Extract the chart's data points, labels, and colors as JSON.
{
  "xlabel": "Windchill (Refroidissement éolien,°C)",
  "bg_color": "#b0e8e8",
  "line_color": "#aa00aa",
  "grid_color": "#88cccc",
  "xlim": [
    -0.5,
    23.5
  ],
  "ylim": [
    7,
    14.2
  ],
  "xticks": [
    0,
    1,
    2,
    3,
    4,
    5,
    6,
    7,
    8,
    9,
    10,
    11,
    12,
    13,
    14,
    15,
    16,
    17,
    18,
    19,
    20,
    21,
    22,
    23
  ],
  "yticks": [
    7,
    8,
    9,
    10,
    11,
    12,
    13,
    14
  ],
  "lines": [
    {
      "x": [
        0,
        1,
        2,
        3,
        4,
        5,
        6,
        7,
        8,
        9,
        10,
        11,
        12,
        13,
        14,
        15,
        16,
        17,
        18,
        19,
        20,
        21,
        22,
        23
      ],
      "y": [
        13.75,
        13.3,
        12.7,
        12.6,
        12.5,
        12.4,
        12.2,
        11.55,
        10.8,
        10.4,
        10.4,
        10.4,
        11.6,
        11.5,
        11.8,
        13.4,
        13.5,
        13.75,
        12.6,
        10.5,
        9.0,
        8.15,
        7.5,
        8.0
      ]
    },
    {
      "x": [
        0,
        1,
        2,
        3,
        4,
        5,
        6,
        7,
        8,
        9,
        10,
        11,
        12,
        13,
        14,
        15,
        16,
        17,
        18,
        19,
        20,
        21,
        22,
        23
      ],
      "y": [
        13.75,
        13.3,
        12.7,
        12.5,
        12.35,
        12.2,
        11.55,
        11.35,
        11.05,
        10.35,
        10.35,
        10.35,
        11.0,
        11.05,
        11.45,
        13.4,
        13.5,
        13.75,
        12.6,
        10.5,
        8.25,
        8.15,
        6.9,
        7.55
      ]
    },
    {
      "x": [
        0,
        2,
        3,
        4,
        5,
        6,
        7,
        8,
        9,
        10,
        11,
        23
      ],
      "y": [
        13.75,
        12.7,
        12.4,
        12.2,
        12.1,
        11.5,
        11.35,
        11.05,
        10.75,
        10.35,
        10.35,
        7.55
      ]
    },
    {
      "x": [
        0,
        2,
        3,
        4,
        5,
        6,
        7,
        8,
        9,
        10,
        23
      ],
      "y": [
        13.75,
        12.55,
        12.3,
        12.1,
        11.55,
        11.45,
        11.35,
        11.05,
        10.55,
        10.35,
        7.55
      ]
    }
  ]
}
= = = = =
#### What you need to do:
Above are some records; repeat all of them exactly.

#### Answer to this task:
Extract the chart's data points, labels, and colors as JSON.
{
  "xlabel": "Windchill (Refroidissement éolien,°C)",
  "bg_color": "#b0e8e8",
  "line_color": "#aa00aa",
  "grid_color": "#88cccc",
  "xlim": [
    -0.5,
    23.5
  ],
  "ylim": [
    7,
    14.2
  ],
  "xticks": [
    0,
    1,
    2,
    3,
    4,
    5,
    6,
    7,
    8,
    9,
    10,
    11,
    12,
    13,
    14,
    15,
    16,
    17,
    18,
    19,
    20,
    21,
    22,
    23
  ],
  "yticks": [
    7,
    8,
    9,
    10,
    11,
    12,
    13,
    14
  ],
  "lines": [
    {
      "x": [
        0,
        1,
        2,
        3,
        4,
        5,
        6,
        7,
        8,
        9,
        10,
        11,
        12,
        13,
        14,
        15,
        16,
        17,
        18,
        19,
        20,
        21,
        22,
        23
      ],
      "y": [
        13.75,
        13.3,
        12.7,
        12.6,
        12.5,
        12.4,
        12.2,
        11.55,
        10.8,
        10.4,
        10.4,
        10.4,
        11.6,
        11.5,
        11.8,
        13.4,
        13.5,
        13.75,
        12.6,
        10.5,
        9.0,
        8.15,
        7.5,
        8.0
      ]
    },
    {
      "x": [
        0,
        1,
        2,
        3,
        4,
        5,
        6,
        7,
        8,
        9,
        10,
        11,
        12,
        13,
        14,
        15,
        16,
        17,
        18,
        19,
        20,
        21,
        22,
        23
      ],
      "y": [
        13.75,
        13.3,
        12.7,
        12.5,
        12.35,
        12.2,
        11.55,
        11.35,
        11.05,
        10.35,
        10.35,
        10.35,
        11.0,
        11.05,
        11.45,
        13.4,
        13.5,
        13.75,
        12.6,
        10.5,
        8.25,
        8.15,
        6.9,
        7.55
      ]
    },
    {
      "x": [
        0,
        2,
        3,
        4,
        5,
        6,
        7,
        8,
        9,
        10,
        11,
        23
      ],
      "y": [
        13.75,
        12.7,
        12.4,
        12.2,
        12.1,
        11.5,
        11.35,
        11.05,
        10.75,
        10.35,
        10.35,
        7.55
      ]
    },
    {
      "x": [
        0,
        2,
        3,
        4,
        5,
        6,
        7,
        8,
        9,
        10,
        23
      ],
      "y": [
        13.75,
        12.55,
        12.3,
        12.1,
        11.55,
        11.45,
        11.35,
        11.05,
        10.55,
        10.35,
        7.55
      ]
    }
  ]
}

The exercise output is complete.